-- PROVIDED PASSAGE --
We take inspiration from other folks interested in promoting the sharing of creative works. Foremost among these is Richard Stallman, founder of The Free Software Foundation and author of the General Public License, or the GNU GPL. We want to complement, rather than compete with, these existing efforts to ease online sharing and collaboration. Right now we don't plan to get involved in software licensing at all. Instead, we'll concentrate on scholarship, film, literature, music, photography, and other kinds of creative works.
I guess O'Reilly's using CC's thing, but that's not open to everyone.
I think you're misinformed. CC isn't a license. CC offers a variety of licenses. They machine-generate a license to give the author whatever license terms she wants.
Find free books.
As ORA specializes in technical publications, published material can become dated fast. When older material becomes freely available due to an expired copyright, ORA will be able to include that material royalty-free in the next generation of publications. No need to negotiate with the earlier authors, just pay someone to update the material.
>Imagine if O'Reilly books are free.
Imagine if older O'Reilly books are free.
But that was obvious if you didn't feel like being stupidly pedantic. The rest of my point was about letting *some* potential sales go for free in the interest of gaining market share and making consumers feel better about you as a brand.
"Old man yells at systemd"
I was surprised no one presented what actually happened to the LOTR and its copyright.
Some one in the publisher's employ forgot to renew the copyright after 14 years. Within a very short time, many publishers came out with editions of LOTR. My impression ws that Tolkien's estate did not do well as a consequence of the copyright loss. I'm not sure whether Tolkien was still alive at time of the outburst of copyright-free publication; does anyone know?
What I am sure of is that the three volumes of LOTR didn't take off until low cost copies were on the market.
I am an O'Reilly author, and have been for more than five years.

-- SUPPLIED ENTRIES --

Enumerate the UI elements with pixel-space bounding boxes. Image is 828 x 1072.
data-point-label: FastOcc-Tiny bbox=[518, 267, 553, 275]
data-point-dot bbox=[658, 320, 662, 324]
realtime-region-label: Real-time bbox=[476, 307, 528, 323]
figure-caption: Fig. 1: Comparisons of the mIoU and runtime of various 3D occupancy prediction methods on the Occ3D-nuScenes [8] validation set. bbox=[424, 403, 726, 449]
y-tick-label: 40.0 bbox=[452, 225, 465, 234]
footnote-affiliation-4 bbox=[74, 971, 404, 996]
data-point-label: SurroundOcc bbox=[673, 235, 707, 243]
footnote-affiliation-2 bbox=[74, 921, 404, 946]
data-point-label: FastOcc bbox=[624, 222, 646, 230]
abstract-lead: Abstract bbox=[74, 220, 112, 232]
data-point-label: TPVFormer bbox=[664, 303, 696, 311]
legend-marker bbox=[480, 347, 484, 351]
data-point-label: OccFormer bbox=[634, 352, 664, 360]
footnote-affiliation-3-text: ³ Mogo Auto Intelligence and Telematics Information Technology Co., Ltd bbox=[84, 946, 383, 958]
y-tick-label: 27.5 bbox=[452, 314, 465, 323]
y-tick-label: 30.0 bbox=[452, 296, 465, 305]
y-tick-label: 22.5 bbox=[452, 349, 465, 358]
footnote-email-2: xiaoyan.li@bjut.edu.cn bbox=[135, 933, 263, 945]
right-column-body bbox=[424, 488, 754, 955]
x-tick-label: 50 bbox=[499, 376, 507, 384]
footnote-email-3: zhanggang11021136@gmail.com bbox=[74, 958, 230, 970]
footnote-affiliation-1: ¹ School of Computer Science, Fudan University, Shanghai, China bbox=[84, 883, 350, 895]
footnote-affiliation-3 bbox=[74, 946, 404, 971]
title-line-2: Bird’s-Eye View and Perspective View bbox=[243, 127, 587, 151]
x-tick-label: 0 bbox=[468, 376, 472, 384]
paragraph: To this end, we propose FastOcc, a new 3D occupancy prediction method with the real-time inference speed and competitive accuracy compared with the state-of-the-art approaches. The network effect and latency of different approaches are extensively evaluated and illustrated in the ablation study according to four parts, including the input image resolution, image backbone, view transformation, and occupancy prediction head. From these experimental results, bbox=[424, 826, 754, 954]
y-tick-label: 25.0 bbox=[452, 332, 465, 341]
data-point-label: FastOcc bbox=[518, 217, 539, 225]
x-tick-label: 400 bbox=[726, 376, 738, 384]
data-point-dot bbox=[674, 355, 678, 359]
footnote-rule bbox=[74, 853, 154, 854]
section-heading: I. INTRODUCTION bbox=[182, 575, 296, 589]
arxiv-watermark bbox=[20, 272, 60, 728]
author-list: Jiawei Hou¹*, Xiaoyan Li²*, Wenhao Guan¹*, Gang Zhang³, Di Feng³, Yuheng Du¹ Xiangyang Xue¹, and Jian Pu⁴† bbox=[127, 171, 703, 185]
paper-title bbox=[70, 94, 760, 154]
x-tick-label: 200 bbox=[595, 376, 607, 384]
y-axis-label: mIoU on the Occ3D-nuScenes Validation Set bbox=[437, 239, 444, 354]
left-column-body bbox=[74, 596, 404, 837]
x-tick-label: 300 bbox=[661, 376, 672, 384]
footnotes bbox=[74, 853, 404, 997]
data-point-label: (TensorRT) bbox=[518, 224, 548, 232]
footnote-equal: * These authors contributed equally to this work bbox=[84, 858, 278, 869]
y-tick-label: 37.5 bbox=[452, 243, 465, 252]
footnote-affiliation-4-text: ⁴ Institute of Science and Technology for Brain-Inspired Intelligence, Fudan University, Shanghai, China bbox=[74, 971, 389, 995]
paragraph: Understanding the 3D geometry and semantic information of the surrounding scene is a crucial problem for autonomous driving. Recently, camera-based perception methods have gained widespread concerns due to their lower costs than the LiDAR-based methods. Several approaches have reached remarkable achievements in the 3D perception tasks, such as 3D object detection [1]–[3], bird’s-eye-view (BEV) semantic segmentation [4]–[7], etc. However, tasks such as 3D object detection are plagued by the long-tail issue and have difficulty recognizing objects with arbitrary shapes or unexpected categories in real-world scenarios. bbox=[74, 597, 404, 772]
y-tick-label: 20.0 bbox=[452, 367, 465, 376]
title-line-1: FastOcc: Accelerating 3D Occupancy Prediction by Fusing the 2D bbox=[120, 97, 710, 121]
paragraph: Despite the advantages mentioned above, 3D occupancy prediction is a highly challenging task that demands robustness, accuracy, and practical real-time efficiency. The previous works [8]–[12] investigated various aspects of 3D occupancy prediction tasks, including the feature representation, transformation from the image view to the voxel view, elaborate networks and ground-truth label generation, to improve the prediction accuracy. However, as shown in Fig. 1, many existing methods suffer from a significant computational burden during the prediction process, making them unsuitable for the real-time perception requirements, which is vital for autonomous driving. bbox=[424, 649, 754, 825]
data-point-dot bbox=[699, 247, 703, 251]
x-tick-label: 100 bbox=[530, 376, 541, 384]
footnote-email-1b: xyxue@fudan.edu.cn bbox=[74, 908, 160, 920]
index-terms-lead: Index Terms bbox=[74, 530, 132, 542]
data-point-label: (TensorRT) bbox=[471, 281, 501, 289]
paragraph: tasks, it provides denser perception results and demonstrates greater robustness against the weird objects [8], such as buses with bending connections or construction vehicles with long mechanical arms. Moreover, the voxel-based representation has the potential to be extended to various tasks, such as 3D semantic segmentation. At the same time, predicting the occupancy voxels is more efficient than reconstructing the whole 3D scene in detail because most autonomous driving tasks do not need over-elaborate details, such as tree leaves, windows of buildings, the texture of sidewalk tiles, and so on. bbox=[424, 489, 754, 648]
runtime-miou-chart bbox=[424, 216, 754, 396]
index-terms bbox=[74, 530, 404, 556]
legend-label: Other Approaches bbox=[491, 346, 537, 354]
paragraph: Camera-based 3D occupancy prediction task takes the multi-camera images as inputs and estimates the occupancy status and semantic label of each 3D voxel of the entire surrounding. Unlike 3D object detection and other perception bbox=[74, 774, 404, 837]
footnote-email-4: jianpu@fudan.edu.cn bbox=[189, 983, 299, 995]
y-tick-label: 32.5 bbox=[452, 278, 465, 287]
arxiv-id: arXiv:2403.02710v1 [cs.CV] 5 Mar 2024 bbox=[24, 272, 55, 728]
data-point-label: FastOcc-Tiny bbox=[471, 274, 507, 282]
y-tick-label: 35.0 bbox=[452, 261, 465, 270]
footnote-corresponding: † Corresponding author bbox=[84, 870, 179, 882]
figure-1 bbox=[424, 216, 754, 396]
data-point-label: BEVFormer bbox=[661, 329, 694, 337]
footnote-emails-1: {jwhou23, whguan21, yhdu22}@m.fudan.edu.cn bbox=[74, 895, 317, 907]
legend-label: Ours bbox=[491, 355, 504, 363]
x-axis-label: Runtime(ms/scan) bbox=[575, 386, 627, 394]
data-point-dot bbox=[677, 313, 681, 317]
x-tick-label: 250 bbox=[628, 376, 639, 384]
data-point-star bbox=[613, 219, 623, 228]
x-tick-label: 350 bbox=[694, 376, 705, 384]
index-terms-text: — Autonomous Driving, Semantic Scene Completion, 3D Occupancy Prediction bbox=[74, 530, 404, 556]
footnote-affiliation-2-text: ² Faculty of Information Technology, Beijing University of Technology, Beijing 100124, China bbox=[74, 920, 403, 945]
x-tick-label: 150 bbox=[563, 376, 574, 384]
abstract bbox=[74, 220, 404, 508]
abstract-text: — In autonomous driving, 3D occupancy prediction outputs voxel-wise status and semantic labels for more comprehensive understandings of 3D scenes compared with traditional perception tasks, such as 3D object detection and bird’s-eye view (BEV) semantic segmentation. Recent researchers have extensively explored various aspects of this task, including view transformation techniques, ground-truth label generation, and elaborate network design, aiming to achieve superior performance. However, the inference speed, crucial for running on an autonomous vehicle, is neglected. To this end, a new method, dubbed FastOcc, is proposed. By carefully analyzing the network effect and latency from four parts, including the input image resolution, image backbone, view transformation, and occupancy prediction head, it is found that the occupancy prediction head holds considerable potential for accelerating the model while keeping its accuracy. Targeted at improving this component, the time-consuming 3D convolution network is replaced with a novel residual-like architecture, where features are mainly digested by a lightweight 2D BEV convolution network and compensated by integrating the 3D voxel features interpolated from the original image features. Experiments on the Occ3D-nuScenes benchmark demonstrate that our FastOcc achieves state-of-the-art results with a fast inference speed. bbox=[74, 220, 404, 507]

-- CHECK YOUR UNDERSTANDING --
1: Answer these about the copyright discussion:
(a) Who is named as the founder of The Free Software Foundation?
(b) After how many years did someone in the publisher's employ forget to renew the LOTR copyright?
(c) How long has the commenter who is an O'Reilly author been one?
2: Go on with the copyright discussion, starting right after its last sentence.
The records have nothing to do with what you're asked to do here.

-- ANSWERS BELOW --
1:
(a) Richard Stallman
(b) 14 years
(c) More than five years

2:
Actually, the problem is not that O'Reilly doesn't accept OpenOffice.org formatted documents as that the O'Reilly author template is not available for OOo. O'Reilly requires authors to format chapters using O'Reilly standard styles. For Word, O'Reilly supplies a template that includes macros, menus, and so on to make this formatting process very simple and quick. There is no such template available for OOo, which means authors have to embed the appropriate O'Reilly styles manually, which is much more time-consuming and error-prone than the automated tools available for Word.
The other problem with OOo isn't caused by O'Reilly, or at least not entirely. OOo munges some of the O'Reilly styles, and doesn't deal well with some embedded images. For example, I was revising one chapter document I'd created in Word for the current edition of a book. In that chapter, I'd used the "Sidebar" style. When I called up that document in OOo Writer, that entire section was invisible. Nothing I did in OOo would render it visible. Similarly, in one case an embedded image not only failed to display, but all text from the caption for that image down to the next section break disappeared entirely.
If O'Reilly created an OOo template, I might convert to OOo for creating new chapters. But until OOo fixes some of the problems with rendering Word 2000 documents, I can't really use OOo to revise existing chapters. It's a shame, really. I'd very much like to dispense with Word entirely and migrate to OOo under both Windows and Linux. But OOo isn't quite good enough yet for me to do that.
Another possibility is to use a certain feature of Apache, which lets you throttle bandwidth
mod_bandwidth. I have used it succesfully to prevent automatic downloaders from taking over our webserver.
JP
Why is everyone looking at me like that?